- Instructions for the task:
Render every entry verbatim.
[Start Listed entries]
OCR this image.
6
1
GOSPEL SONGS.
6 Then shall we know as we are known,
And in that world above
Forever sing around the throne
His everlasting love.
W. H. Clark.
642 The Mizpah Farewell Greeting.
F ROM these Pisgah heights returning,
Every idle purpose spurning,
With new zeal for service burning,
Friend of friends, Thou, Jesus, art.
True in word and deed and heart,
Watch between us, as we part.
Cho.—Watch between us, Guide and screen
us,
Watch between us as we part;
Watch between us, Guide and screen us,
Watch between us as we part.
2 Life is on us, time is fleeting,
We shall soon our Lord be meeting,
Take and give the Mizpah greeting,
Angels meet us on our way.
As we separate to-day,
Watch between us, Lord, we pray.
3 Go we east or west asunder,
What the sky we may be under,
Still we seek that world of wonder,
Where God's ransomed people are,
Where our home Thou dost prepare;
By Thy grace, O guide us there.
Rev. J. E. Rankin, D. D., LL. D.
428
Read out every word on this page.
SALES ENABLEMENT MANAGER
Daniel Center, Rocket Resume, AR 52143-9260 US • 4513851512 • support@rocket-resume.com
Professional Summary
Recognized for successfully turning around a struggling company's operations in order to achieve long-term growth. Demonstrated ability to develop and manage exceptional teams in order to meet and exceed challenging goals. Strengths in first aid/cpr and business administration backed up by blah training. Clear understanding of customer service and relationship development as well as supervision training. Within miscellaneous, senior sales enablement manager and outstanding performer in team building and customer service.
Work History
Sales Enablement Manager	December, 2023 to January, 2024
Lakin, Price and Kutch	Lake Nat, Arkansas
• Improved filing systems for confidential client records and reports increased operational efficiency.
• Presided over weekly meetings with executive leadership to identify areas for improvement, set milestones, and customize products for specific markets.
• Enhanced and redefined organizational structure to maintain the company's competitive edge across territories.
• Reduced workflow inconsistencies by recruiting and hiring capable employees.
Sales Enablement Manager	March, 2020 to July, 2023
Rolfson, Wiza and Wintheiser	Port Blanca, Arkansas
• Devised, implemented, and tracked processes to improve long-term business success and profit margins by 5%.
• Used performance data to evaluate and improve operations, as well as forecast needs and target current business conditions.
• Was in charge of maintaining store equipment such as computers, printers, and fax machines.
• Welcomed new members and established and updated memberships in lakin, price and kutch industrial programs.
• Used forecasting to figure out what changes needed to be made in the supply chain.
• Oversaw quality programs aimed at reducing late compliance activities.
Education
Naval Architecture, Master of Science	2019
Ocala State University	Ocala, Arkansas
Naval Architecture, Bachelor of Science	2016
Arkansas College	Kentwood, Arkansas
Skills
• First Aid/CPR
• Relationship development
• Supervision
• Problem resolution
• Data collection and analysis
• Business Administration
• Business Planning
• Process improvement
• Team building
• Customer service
[End Listed entries]
- Answer to this task:
OCR this image.
6
1
GOSPEL SONGS.
6 Then shall we know as we are known,
And in that world above
Forever sing around the throne
His everlasting love.
W. H. Clark.
642 The Mizpah Farewell Greeting.
F ROM these Pisgah heights returning,
Every idle purpose spurning,
With new zeal for service burning,
Friend of friends, Thou, Jesus, art.
True in word and deed and heart,
Watch between us, as we part.
Cho.—Watch between us, Guide and screen
us,
Watch between us as we part;
Watch between us, Guide and screen us,
Watch between us as we part.
2 Life is on us, time is fleeting,
We shall soon our Lord be meeting,
Take and give the Mizpah greeting,
Angels meet us on our way.
As we separate to-day,
Watch between us, Lord, we pray.
3 Go we east or west asunder,
What the sky we may be under,
Still we seek that world of wonder,
Where God's ransomed people are,
Where our home Thou dost prepare;
By Thy grace, O guide us there.
Rev. J. E. Rankin, D. D., LL. D.
428
Read out every word on this page.
SALES ENABLEMENT MANAGER
Daniel Center, Rocket Resume, AR 52143-9260 US • 4513851512 • support@rocket-resume.com
Professional Summary
Recognized for successfully turning around a struggling company's operations in order to achieve long-term growth. Demonstrated ability to develop and manage exceptional teams in order to meet and exceed challenging goals. Strengths in first aid/cpr and business administration backed up by blah training. Clear understanding of customer service and relationship development as well as supervision training. Within miscellaneous, senior sales enablement manager and outstanding performer in team building and customer service.
Work History
Sales Enablement Manager	December, 2023 to January, 2024
Lakin, Price and Kutch	Lake Nat, Arkansas
• Improved filing systems for confidential client records and reports increased operational efficiency.
• Presided over weekly meetings with executive leadership to identify areas for improvement, set milestones, and customize products for specific markets.
• Enhanced and redefined organizational structure to maintain the company's competitive edge across territories.
• Reduced workflow inconsistencies by recruiting and hiring capable employees.
Sales Enablement Manager	March, 2020 to July, 2023
Rolfson, Wiza and Wintheiser	Port Blanca, Arkansas
• Devised, implemented, and tracked processes to improve long-term business success and profit margins by 5%.
• Used performance data to evaluate and improve operations, as well as forecast needs and target current business conditions.
• Was in charge of maintaining store equipment such as computers, printers, and fax machines.
• Welcomed new members and established and updated memberships in lakin, price and kutch industrial programs.
• Used forecasting to figure out what changes needed to be made in the supply chain.
• Oversaw quality programs aimed at reducing late compliance activities.
Education
Naval Architecture, Master of Science	2019
Ocala State University	Ocala, Arkansas
Naval Architecture, Bachelor of Science	2016
Arkansas College	Kentwood, Arkansas
Skills
• First Aid/CPR
• Relationship development
• Supervision
• Problem resolution
• Data collection and analysis
• Business Administration
• Business Planning
• Process improvement
• Team building
• Customer service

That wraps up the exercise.